[Exercise description]:
Write out exactly the lines below that run from the line containing "Read out every word on this page." through the last line of the records.

[Dataset entries]
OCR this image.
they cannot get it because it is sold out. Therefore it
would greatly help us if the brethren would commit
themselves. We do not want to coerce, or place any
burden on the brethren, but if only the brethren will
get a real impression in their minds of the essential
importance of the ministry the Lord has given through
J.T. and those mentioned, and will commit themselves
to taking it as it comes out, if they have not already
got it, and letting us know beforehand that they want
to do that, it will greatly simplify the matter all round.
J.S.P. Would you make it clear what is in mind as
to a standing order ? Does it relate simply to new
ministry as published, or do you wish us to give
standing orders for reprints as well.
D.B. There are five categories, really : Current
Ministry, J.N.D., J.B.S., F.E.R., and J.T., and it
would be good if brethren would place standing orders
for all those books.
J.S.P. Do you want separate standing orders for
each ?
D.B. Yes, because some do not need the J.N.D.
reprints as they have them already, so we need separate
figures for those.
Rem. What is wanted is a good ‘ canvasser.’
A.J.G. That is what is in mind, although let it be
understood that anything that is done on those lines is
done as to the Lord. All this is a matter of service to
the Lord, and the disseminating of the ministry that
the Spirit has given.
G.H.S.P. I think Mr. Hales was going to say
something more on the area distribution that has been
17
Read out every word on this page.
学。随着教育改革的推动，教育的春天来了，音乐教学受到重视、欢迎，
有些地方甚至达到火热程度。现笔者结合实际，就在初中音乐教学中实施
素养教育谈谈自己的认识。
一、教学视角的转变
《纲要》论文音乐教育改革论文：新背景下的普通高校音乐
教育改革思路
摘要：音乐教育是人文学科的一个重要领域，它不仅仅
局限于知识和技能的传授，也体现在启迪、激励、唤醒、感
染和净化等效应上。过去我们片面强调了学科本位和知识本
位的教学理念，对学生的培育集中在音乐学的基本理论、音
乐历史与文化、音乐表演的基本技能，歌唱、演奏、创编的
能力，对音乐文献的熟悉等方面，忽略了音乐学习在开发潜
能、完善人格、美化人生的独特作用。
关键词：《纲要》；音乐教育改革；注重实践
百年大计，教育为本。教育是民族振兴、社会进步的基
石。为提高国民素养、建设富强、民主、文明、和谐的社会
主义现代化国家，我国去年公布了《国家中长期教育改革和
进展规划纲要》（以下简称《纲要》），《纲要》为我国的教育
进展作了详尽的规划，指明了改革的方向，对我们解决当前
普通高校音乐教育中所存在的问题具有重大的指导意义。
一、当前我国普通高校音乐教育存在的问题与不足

[Finished exercise]:
Read out every word on this page.
学。随着教育改革的推动，教育的春天来了，音乐教学受到重视、欢迎，
有些地方甚至达到火热程度。现笔者结合实际，就在初中音乐教学中实施
素养教育谈谈自己的认识。
一、教学视角的转变
《纲要》论文音乐教育改革论文：新背景下的普通高校音乐
教育改革思路
摘要：音乐教育是人文学科的一个重要领域，它不仅仅
局限于知识和技能的传授，也体现在启迪、激励、唤醒、感
染和净化等效应上。过去我们片面强调了学科本位和知识本
位的教学理念，对学生的培育集中在音乐学的基本理论、音
乐历史与文化、音乐表演的基本技能，歌唱、演奏、创编的
能力，对音乐文献的熟悉等方面，忽略了音乐学习在开发潜
能、完善人格、美化人生的独特作用。
关键词：《纲要》；音乐教育改革；注重实践
百年大计，教育为本。教育是民族振兴、社会进步的基
石。为提高国民素养、建设富强、民主、文明、和谐的社会
主义现代化国家，我国去年公布了《国家中长期教育改革和
进展规划纲要》（以下简称《纲要》），《纲要》为我国的教育
进展作了详尽的规划，指明了改革的方向，对我们解决当前
普通高校音乐教育中所存在的问题具有重大的指导意义。
一、当前我国普通高校音乐教育存在的问题与不足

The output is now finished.